(Data excerpts)

____________________

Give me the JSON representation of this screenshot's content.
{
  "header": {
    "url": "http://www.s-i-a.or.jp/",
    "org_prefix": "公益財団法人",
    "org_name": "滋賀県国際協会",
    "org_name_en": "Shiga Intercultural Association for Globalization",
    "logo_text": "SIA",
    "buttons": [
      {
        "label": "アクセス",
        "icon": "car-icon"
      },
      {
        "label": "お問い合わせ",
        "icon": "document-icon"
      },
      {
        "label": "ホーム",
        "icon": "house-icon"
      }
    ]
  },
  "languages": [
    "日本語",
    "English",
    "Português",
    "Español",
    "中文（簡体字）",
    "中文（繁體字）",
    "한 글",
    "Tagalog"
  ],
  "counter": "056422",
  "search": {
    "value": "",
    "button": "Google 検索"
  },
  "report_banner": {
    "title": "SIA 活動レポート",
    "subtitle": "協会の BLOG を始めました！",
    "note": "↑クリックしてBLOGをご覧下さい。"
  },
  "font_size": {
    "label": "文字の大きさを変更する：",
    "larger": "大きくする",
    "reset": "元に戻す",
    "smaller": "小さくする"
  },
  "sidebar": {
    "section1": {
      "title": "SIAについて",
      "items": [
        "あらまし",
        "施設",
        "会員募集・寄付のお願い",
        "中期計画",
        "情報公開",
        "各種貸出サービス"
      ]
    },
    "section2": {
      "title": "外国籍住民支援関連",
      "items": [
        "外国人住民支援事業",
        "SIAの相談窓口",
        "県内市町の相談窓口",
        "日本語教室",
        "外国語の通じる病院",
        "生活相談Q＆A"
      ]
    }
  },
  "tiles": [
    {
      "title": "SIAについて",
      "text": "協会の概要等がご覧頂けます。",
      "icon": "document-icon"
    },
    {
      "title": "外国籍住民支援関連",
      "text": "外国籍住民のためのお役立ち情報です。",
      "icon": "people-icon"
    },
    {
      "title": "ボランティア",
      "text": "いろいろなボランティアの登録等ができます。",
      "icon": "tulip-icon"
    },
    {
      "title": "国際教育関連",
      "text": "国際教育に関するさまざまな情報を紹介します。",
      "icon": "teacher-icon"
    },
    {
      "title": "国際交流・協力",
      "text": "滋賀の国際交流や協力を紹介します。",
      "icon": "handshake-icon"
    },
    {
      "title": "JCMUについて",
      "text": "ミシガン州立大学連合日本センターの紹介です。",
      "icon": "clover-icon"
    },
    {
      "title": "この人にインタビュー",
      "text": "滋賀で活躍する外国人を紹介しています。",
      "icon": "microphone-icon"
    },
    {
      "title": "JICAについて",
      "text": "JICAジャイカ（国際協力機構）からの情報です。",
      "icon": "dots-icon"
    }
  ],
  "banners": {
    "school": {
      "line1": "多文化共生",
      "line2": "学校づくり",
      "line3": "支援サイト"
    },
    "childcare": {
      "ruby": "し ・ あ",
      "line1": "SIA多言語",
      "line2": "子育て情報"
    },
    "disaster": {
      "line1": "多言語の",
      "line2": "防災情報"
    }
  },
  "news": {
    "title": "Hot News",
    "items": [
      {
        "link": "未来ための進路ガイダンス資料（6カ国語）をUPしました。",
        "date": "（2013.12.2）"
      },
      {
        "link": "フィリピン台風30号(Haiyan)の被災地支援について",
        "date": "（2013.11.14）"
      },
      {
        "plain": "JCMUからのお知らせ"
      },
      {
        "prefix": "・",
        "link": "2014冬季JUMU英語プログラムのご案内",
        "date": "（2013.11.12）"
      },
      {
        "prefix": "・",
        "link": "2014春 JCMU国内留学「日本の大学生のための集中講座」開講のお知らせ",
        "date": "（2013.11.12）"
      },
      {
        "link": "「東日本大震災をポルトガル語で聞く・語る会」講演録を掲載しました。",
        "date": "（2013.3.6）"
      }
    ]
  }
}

____________________

**Instructions for the task**: In the entries above, identify each line that includes the string "link", then copy it.

**Solution for this exercise**:
        "link": "未来ための進路ガイダンス資料（6カ国語）をUPしました。",
        "link": "フィリピン台風30号(Haiyan)の被災地支援について",
        "link": "2014冬季JUMU英語プログラムのご案内",
        "link": "2014春 JCMU国内留学「日本の大学生のための集中講座」開講のお知らせ",
        "link": "「東日本大震災をポルトガル語で聞く・語る会」講演録を掲載しました。",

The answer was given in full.